__Task prompt__
Each record is to be printed again precisely as it reads.

**** Entries ****

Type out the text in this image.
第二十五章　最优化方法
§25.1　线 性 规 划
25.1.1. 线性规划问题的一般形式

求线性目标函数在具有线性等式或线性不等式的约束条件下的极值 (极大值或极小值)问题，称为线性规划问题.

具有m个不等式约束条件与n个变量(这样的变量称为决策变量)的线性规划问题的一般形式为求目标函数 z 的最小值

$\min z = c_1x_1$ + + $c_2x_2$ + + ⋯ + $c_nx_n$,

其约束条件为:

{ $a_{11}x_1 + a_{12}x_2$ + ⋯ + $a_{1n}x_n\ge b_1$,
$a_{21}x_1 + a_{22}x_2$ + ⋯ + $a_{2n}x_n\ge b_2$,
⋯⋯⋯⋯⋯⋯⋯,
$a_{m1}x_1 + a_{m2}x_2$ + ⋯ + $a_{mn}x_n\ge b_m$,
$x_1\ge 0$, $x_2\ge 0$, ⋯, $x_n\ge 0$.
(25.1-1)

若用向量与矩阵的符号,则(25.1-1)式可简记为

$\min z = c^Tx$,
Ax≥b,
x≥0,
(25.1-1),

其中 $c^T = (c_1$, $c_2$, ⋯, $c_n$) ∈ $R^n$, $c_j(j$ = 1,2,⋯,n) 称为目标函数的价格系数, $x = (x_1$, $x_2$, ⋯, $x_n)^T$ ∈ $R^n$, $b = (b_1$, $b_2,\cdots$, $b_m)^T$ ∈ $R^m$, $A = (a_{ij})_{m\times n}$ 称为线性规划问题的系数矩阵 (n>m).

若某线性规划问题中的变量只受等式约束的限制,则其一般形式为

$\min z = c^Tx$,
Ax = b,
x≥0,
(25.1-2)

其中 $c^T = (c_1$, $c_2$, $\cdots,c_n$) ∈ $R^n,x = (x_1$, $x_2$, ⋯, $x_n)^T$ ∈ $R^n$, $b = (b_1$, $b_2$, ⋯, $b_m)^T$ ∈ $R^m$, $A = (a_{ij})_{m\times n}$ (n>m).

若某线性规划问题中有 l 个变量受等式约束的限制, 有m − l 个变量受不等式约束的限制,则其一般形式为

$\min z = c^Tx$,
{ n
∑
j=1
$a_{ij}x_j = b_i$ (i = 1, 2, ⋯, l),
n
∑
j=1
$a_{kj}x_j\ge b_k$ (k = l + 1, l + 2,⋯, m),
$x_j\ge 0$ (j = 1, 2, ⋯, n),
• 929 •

****

__Result for this exercise__
Type out the text in this image.
第二十五章　最优化方法
§25.1　线 性 规 划
25.1.1. 线性规划问题的一般形式

求线性目标函数在具有线性等式或线性不等式的约束条件下的极值 (极大值或极小值)问题，称为线性规划问题.

具有m个不等式约束条件与n个变量(这样的变量称为决策变量)的线性规划问题的一般形式为求目标函数 z 的最小值

$\min z = c_1x_1$ + + $c_2x_2$ + + ⋯ + $c_nx_n$,

其约束条件为:

{ $a_{11}x_1 + a_{12}x_2$ + ⋯ + $a_{1n}x_n\ge b_1$,
$a_{21}x_1 + a_{22}x_2$ + ⋯ + $a_{2n}x_n\ge b_2$,
⋯⋯⋯⋯⋯⋯⋯,
$a_{m1}x_1 + a_{m2}x_2$ + ⋯ + $a_{mn}x_n\ge b_m$,
$x_1\ge 0$, $x_2\ge 0$, ⋯, $x_n\ge 0$.
(25.1-1)

若用向量与矩阵的符号,则(25.1-1)式可简记为

$\min z = c^Tx$,
Ax≥b,
x≥0,
(25.1-1),

其中 $c^T = (c_1$, $c_2$, ⋯, $c_n$) ∈ $R^n$, $c_j(j$ = 1,2,⋯,n) 称为目标函数的价格系数, $x = (x_1$, $x_2$, ⋯, $x_n)^T$ ∈ $R^n$, $b = (b_1$, $b_2,\cdots$, $b_m)^T$ ∈ $R^m$, $A = (a_{ij})_{m\times n}$ 称为线性规划问题的系数矩阵 (n>m).

若某线性规划问题中的变量只受等式约束的限制,则其一般形式为

$\min z = c^Tx$,
Ax = b,
x≥0,
(25.1-2)

其中 $c^T = (c_1$, $c_2$, $\cdots,c_n$) ∈ $R^n,x = (x_1$, $x_2$, ⋯, $x_n)^T$ ∈ $R^n$, $b = (b_1$, $b_2$, ⋯, $b_m)^T$ ∈ $R^m$, $A = (a_{ij})_{m\times n}$ (n>m).

若某线性规划问题中有 l 个变量受等式约束的限制, 有m − l 个变量受不等式约束的限制,则其一般形式为

$\min z = c^Tx$,
{ n
∑
j=1
$a_{ij}x_j = b_i$ (i = 1, 2, ⋯, l),
n
∑
j=1
$a_{kj}x_j\ge b_k$ (k = l + 1, l + 2,⋯, m),
$x_j\ge 0$ (j = 1, 2, ⋯, n),
• 929 •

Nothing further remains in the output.